(Collected data entries)
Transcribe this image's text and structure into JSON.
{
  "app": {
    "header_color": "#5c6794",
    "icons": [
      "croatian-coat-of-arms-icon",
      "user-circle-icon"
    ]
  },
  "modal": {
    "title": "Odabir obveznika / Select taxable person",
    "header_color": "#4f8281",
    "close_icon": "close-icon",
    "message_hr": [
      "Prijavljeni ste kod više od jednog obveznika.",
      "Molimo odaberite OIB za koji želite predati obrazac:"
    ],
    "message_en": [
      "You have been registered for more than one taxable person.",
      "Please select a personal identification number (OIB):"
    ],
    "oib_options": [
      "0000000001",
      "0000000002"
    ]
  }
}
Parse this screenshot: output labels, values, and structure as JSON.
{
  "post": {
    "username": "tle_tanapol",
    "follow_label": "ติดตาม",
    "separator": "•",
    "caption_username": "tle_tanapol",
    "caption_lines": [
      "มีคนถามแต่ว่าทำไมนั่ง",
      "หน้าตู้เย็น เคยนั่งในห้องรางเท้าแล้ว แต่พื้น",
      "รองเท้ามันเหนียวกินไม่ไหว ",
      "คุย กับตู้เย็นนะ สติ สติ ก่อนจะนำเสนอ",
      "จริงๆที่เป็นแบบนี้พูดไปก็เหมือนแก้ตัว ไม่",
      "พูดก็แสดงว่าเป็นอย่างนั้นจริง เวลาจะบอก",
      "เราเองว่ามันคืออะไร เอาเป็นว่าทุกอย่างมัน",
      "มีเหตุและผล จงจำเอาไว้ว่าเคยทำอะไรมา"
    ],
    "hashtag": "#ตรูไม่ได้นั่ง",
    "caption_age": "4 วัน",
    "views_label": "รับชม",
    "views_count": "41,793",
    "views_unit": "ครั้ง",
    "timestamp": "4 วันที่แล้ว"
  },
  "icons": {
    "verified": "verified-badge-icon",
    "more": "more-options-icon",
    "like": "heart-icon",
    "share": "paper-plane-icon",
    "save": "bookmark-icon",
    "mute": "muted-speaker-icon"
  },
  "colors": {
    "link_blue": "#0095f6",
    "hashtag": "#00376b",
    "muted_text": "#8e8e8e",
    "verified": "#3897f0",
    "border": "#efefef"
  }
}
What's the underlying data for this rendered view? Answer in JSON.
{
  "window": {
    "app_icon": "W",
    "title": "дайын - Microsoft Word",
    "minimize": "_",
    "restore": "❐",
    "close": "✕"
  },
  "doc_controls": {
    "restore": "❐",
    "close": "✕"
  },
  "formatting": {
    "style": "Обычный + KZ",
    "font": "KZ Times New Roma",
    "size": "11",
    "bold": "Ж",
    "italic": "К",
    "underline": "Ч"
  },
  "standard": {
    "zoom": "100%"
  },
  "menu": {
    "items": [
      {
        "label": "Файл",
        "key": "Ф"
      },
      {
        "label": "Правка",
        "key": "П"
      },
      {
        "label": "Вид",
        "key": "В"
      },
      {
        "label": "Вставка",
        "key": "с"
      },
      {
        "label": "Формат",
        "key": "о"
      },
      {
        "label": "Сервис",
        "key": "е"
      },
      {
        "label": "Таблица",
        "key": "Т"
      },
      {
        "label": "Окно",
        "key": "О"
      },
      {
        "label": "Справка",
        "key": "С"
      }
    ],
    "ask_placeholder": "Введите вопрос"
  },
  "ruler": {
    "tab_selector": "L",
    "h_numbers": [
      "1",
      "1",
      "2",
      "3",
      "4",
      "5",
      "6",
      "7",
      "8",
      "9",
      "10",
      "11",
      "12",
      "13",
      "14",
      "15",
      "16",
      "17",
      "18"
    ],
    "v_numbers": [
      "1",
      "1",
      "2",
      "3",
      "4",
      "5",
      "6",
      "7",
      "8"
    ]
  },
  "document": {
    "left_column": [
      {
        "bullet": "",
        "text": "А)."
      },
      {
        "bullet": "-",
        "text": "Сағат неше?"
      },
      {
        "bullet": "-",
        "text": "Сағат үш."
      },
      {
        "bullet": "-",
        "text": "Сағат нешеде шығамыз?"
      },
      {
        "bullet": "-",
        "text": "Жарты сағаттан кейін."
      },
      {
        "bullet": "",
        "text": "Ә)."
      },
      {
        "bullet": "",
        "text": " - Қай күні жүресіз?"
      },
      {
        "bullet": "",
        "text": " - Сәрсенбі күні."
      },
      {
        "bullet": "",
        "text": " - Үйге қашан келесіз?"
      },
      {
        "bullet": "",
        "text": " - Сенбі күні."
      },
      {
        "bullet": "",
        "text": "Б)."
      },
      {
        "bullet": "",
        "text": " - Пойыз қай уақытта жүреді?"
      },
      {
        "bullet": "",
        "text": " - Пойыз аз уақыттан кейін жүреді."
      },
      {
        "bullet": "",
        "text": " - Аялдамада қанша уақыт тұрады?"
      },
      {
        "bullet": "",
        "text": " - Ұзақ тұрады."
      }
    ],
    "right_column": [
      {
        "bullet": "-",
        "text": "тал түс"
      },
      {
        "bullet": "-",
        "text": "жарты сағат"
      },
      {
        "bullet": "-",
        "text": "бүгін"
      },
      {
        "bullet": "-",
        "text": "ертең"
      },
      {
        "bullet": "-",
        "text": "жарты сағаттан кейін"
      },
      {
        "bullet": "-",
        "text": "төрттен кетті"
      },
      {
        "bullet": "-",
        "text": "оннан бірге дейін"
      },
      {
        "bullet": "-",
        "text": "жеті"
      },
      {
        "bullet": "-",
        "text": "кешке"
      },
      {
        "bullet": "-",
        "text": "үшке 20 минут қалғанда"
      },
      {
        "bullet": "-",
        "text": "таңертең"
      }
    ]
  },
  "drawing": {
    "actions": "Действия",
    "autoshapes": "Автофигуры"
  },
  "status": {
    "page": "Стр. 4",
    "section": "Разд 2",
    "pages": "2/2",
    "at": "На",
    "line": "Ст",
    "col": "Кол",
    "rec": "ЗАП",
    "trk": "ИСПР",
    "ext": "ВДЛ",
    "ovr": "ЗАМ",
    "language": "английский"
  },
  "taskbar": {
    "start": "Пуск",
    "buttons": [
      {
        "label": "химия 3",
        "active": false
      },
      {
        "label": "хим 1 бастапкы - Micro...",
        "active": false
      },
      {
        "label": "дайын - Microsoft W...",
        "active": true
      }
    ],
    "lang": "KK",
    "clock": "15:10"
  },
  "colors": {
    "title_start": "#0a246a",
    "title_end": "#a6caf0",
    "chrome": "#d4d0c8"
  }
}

(Task details)
From the data above, copy out every line with the string "дайын" in it.

(Answer to the exercise)
    "title": "дайын - Microsoft Word",
        "label": "дайын - Microsoft W...",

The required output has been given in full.